▶ **SET TASK**
Every line below is to be copied exactly, with the pictures left out.
══ EXTRACTED RECORDS
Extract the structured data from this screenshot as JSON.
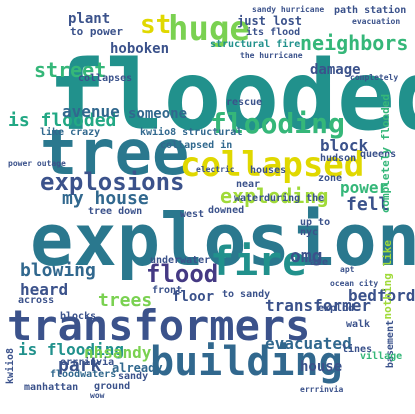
{
  "palette": {
    "dark_purple": "#440154",
    "indigo": "#3b528b",
    "blue": "#31688e",
    "teal": "#21918c",
    "green": "#35b779",
    "lime": "#5ec962",
    "yellow": "#e0e000"
  },
  "words": [
    {
      "text": "flooded",
      "color": "#21918c"
    },
    {
      "text": "tree",
      "color": "#2a788e"
    },
    {
      "text": "explosion",
      "color": "#2a788e"
    },
    {
      "text": "transformers",
      "color": "#3b528b"
    },
    {
      "text": "building",
      "color": "#31688e"
    },
    {
      "text": "fire",
      "color": "#21918c"
    },
    {
      "text": "collapsed",
      "color": "#e0d800"
    },
    {
      "text": "flooding",
      "color": "#35b779"
    },
    {
      "text": "huge",
      "color": "#7ad151"
    },
    {
      "text": "explosions",
      "color": "#3b528b"
    },
    {
      "text": "st",
      "color": "#e0d800"
    },
    {
      "text": "neighbors",
      "color": "#35b779"
    },
    {
      "text": "plant",
      "color": "#3b528b"
    },
    {
      "text": "hoboken",
      "color": "#3b528b"
    },
    {
      "text": "damage",
      "color": "#3b528b"
    },
    {
      "text": "street",
      "color": "#35b779"
    },
    {
      "text": "is flooded",
      "color": "#22a884"
    },
    {
      "text": "avenue",
      "color": "#31688e"
    },
    {
      "text": "someone",
      "color": "#31688e"
    },
    {
      "text": "block",
      "color": "#3b528b"
    },
    {
      "text": "power",
      "color": "#35b779"
    },
    {
      "text": "my house",
      "color": "#31688e"
    },
    {
      "text": "exploding",
      "color": "#a0da39"
    },
    {
      "text": "fell",
      "color": "#3b528b"
    },
    {
      "text": "omg",
      "color": "#3b528b"
    },
    {
      "text": "blowing",
      "color": "#31688e"
    },
    {
      "text": "flood",
      "color": "#443983"
    },
    {
      "text": "heard",
      "color": "#3b528b"
    },
    {
      "text": "trees",
      "color": "#7ad151"
    },
    {
      "text": "floor",
      "color": "#3b528b"
    },
    {
      "text": "transformer",
      "color": "#3b528b"
    },
    {
      "text": "bedford",
      "color": "#3b528b"
    },
    {
      "text": "is flooding",
      "color": "#21918c"
    },
    {
      "text": "park",
      "color": "#3b528b"
    },
    {
      "text": "nhsandy",
      "color": "#7ad151"
    },
    {
      "text": "evacuated",
      "color": "#31688e"
    },
    {
      "text": "house",
      "color": "#3b528b"
    },
    {
      "text": "already",
      "color": "#31688e"
    },
    {
      "text": "just lost",
      "color": "#3b528b"
    },
    {
      "text": "to power",
      "color": "#3b528b"
    },
    {
      "text": "collapses",
      "color": "#3b528b"
    },
    {
      "text": "like crazy",
      "color": "#31688e"
    },
    {
      "text": "kwiio8 structural",
      "color": "#31688e"
    },
    {
      "text": "collapsed in",
      "color": "#31688e"
    },
    {
      "text": "its flood",
      "color": "#3b528b"
    },
    {
      "text": "structural fire",
      "color": "#21918c"
    },
    {
      "text": "path station",
      "color": "#3b528b"
    },
    {
      "text": "queens",
      "color": "#3b528b"
    },
    {
      "text": "completely flooded",
      "color": "#35b779"
    },
    {
      "text": "hudson",
      "color": "#3b528b"
    },
    {
      "text": "nyc",
      "color": "#3b528b"
    },
    {
      "text": "up to",
      "color": "#3b528b"
    },
    {
      "text": "nothing like",
      "color": "#a0da39"
    },
    {
      "text": "basement",
      "color": "#3b528b"
    },
    {
      "text": "village",
      "color": "#35b779"
    },
    {
      "text": "lines",
      "color": "#3b528b"
    },
    {
      "text": "walk",
      "color": "#3b528b"
    },
    {
      "text": "manhattan",
      "color": "#3b528b"
    },
    {
      "text": "floodwaters",
      "color": "#31688e"
    },
    {
      "text": "errrinvia",
      "color": "#3b528b"
    },
    {
      "text": "kwiio8",
      "color": "#3b528b"
    },
    {
      "text": "ground",
      "color": "#3b528b"
    },
    {
      "text": "sandy",
      "color": "#3b528b"
    },
    {
      "text": "ave",
      "color": "#3b528b"
    },
    {
      "text": "west",
      "color": "#3b528b"
    },
    {
      "text": "across",
      "color": "#3b528b"
    },
    {
      "text": "blocks",
      "color": "#3b528b"
    },
    {
      "text": "underwater",
      "color": "#3b528b"
    },
    {
      "text": "near",
      "color": "#3b528b"
    },
    {
      "text": "water",
      "color": "#3b528b"
    },
    {
      "text": "during the",
      "color": "#3b528b"
    },
    {
      "text": "downed",
      "color": "#3b528b"
    },
    {
      "text": "tree down",
      "color": "#3b528b"
    },
    {
      "text": "rescue",
      "color": "#3b528b"
    },
    {
      "text": "zone",
      "color": "#3b528b"
    },
    {
      "text": "houses",
      "color": "#3b528b"
    },
    {
      "text": "front",
      "color": "#3b528b"
    },
    {
      "text": "explod",
      "color": "#3b528b"
    },
    {
      "text": "to sandy",
      "color": "#3b528b"
    },
    {
      "text": "power outage",
      "color": "#3b528b"
    },
    {
      "text": "evacuation",
      "color": "#3b528b"
    },
    {
      "text": "the hurricane",
      "color": "#3b528b"
    },
    {
      "text": "sandy hurricane",
      "color": "#3b528b"
    },
    {
      "text": "errrinvia",
      "color": "#3b528b"
    },
    {
      "text": "wow",
      "color": "#3b528b"
    },
    {
      "text": "electric",
      "color": "#3b528b"
    },
    {
      "text": "completely",
      "color": "#3b528b"
    },
    {
      "text": "ocean city",
      "color": "#3b528b"
    },
    {
      "text": "apt",
      "color": "#3b528b"
    }
  ]
}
════
▶ **CORRECT OUTPUT**
Extract the structured data from this screenshot as JSON.
{
  "palette": {
    "dark_purple": "#440154",
    "indigo": "#3b528b",
    "blue": "#31688e",
    "teal": "#21918c",
    "green": "#35b779",
    "lime": "#5ec962",
    "yellow": "#e0e000"
  },
  "words": [
    {
      "text": "flooded",
      "color": "#21918c"
    },
    {
      "text": "tree",
      "color": "#2a788e"
    },
    {
      "text": "explosion",
      "color": "#2a788e"
    },
    {
      "text": "transformers",
      "color": "#3b528b"
    },
    {
      "text": "building",
      "color": "#31688e"
    },
    {
      "text": "fire",
      "color": "#21918c"
    },
    {
      "text": "collapsed",
      "color": "#e0d800"
    },
    {
      "text": "flooding",
      "color": "#35b779"
    },
    {
      "text": "huge",
      "color": "#7ad151"
    },
    {
      "text": "explosions",
      "color": "#3b528b"
    },
    {
      "text": "st",
      "color": "#e0d800"
    },
    {
      "text": "neighbors",
      "color": "#35b779"
    },
    {
      "text": "plant",
      "color": "#3b528b"
    },
    {
      "text": "hoboken",
      "color": "#3b528b"
    },
    {
      "text": "damage",
      "color": "#3b528b"
    },
    {
      "text": "street",
      "color": "#35b779"
    },
    {
      "text": "is flooded",
      "color": "#22a884"
    },
    {
      "text": "avenue",
      "color": "#31688e"
    },
    {
      "text": "someone",
      "color": "#31688e"
    },
    {
      "text": "block",
      "color": "#3b528b"
    },
    {
      "text": "power",
      "color": "#35b779"
    },
    {
      "text": "my house",
      "color": "#31688e"
    },
    {
      "text": "exploding",
      "color": "#a0da39"
    },
    {
      "text": "fell",
      "color": "#3b528b"
    },
    {
      "text": "omg",
      "color": "#3b528b"
    },
    {
      "text": "blowing",
      "color": "#31688e"
    },
    {
      "text": "flood",
      "color": "#443983"
    },
    {
      "text": "heard",
      "color": "#3b528b"
    },
    {
      "text": "trees",
      "color": "#7ad151"
    },
    {
      "text": "floor",
      "color": "#3b528b"
    },
    {
      "text": "transformer",
      "color": "#3b528b"
    },
    {
      "text": "bedford",
      "color": "#3b528b"
    },
    {
      "text": "is flooding",
      "color": "#21918c"
    },
    {
      "text": "park",
      "color": "#3b528b"
    },
    {
      "text": "nhsandy",
      "color": "#7ad151"
    },
    {
      "text": "evacuated",
      "color": "#31688e"
    },
    {
      "text": "house",
      "color": "#3b528b"
    },
    {
      "text": "already",
      "color": "#31688e"
    },
    {
      "text": "just lost",
      "color": "#3b528b"
    },
    {
      "text": "to power",
      "color": "#3b528b"
    },
    {
      "text": "collapses",
      "color": "#3b528b"
    },
    {
      "text": "like crazy",
      "color": "#31688e"
    },
    {
      "text": "kwiio8 structural",
      "color": "#31688e"
    },
    {
      "text": "collapsed in",
      "color": "#31688e"
    },
    {
      "text": "its flood",
      "color": "#3b528b"
    },
    {
      "text": "structural fire",
      "color": "#21918c"
    },
    {
      "text": "path station",
      "color": "#3b528b"
    },
    {
      "text": "queens",
      "color": "#3b528b"
    },
    {
      "text": "completely flooded",
      "color": "#35b779"
    },
    {
      "text": "hudson",
      "color": "#3b528b"
    },
    {
      "text": "nyc",
      "color": "#3b528b"
    },
    {
      "text": "up to",
      "color": "#3b528b"
    },
    {
      "text": "nothing like",
      "color": "#a0da39"
    },
    {
      "text": "basement",
      "color": "#3b528b"
    },
    {
      "text": "village",
      "color": "#35b779"
    },
    {
      "text": "lines",
      "color": "#3b528b"
    },
    {
      "text": "walk",
      "color": "#3b528b"
    },
    {
      "text": "manhattan",
      "color": "#3b528b"
    },
    {
      "text": "floodwaters",
      "color": "#31688e"
    },
    {
      "text": "errrinvia",
      "color": "#3b528b"
    },
    {
      "text": "kwiio8",
      "color": "#3b528b"
    },
    {
      "text": "ground",
      "color": "#3b528b"
    },
    {
      "text": "sandy",
      "color": "#3b528b"
    },
    {
      "text": "ave",
      "color": "#3b528b"
    },
    {
      "text": "west",
      "color": "#3b528b"
    },
    {
      "text": "across",
      "color": "#3b528b"
    },
    {
      "text": "blocks",
      "color": "#3b528b"
    },
    {
      "text": "underwater",
      "color": "#3b528b"
    },
    {
      "text": "near",
      "color": "#3b528b"
    },
    {
      "text": "water",
      "color": "#3b528b"
    },
    {
      "text": "during the",
      "color": "#3b528b"
    },
    {
      "text": "downed",
      "color": "#3b528b"
    },
    {
      "text": "tree down",
      "color": "#3b528b"
    },
    {
      "text": "rescue",
      "color": "#3b528b"
    },
    {
      "text": "zone",
      "color": "#3b528b"
    },
    {
      "text": "houses",
      "color": "#3b528b"
    },
    {
      "text": "front",
      "color": "#3b528b"
    },
    {
      "text": "explod",
      "color": "#3b528b"
    },
    {
      "text": "to sandy",
      "color": "#3b528b"
    },
    {
      "text": "power outage",
      "color": "#3b528b"
    },
    {
      "text": "evacuation",
      "color": "#3b528b"
    },
    {
      "text": "the hurricane",
      "color": "#3b528b"
    },
    {
      "text": "sandy hurricane",
      "color": "#3b528b"
    },
    {
      "text": "errrinvia",
      "color": "#3b528b"
    },
    {
      "text": "wow",
      "color": "#3b528b"
    },
    {
      "text": "electric",
      "color": "#3b528b"
    },
    {
      "text": "completely",
      "color": "#3b528b"
    },
    {
      "text": "ocean city",
      "color": "#3b528b"
    },
    {
      "text": "apt",
      "color": "#3b528b"
    }
  ]
}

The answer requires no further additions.